▽

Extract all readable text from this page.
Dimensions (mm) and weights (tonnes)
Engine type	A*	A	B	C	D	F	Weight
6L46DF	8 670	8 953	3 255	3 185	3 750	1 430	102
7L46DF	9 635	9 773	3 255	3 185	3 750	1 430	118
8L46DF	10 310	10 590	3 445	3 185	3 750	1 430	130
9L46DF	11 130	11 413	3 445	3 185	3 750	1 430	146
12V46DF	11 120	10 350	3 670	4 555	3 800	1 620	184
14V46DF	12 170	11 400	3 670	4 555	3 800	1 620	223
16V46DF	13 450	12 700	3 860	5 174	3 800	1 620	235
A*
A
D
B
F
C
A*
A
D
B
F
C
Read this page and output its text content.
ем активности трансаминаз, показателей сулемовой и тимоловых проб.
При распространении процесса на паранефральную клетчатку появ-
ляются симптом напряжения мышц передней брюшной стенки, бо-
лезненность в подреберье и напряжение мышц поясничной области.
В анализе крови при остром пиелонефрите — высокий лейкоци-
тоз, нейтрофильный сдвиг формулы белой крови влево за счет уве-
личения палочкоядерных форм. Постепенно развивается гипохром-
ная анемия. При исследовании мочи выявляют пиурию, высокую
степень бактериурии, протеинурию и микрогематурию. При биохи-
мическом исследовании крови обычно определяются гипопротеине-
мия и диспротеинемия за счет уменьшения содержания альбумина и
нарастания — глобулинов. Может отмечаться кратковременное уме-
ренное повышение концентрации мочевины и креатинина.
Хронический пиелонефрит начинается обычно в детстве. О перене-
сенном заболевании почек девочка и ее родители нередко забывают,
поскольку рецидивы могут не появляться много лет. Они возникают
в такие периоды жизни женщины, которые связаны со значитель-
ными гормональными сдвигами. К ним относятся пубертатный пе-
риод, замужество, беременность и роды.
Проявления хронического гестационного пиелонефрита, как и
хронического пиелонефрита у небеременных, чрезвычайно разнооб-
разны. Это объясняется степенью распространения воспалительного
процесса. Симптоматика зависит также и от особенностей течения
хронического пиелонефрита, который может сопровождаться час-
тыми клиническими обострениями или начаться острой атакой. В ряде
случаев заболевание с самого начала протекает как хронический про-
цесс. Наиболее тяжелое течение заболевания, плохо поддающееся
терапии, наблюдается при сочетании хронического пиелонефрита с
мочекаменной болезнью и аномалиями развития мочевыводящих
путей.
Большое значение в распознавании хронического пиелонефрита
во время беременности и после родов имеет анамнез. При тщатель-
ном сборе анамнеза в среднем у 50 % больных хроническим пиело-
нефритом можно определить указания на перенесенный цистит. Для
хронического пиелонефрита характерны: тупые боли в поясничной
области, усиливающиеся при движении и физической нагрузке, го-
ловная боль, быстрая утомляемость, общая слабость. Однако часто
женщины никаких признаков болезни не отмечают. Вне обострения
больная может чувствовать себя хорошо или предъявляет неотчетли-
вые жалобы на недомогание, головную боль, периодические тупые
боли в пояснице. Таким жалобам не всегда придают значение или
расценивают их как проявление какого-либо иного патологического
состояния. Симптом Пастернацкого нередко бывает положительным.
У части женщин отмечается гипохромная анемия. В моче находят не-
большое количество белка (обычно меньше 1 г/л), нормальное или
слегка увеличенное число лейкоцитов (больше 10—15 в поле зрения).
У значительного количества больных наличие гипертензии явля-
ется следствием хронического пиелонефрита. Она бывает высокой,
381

△

### What to work on
Search the listing for the string "this". Copy each line where it turns up.

### Reply
Extract all readable text from this page.
Read this page and output its text content.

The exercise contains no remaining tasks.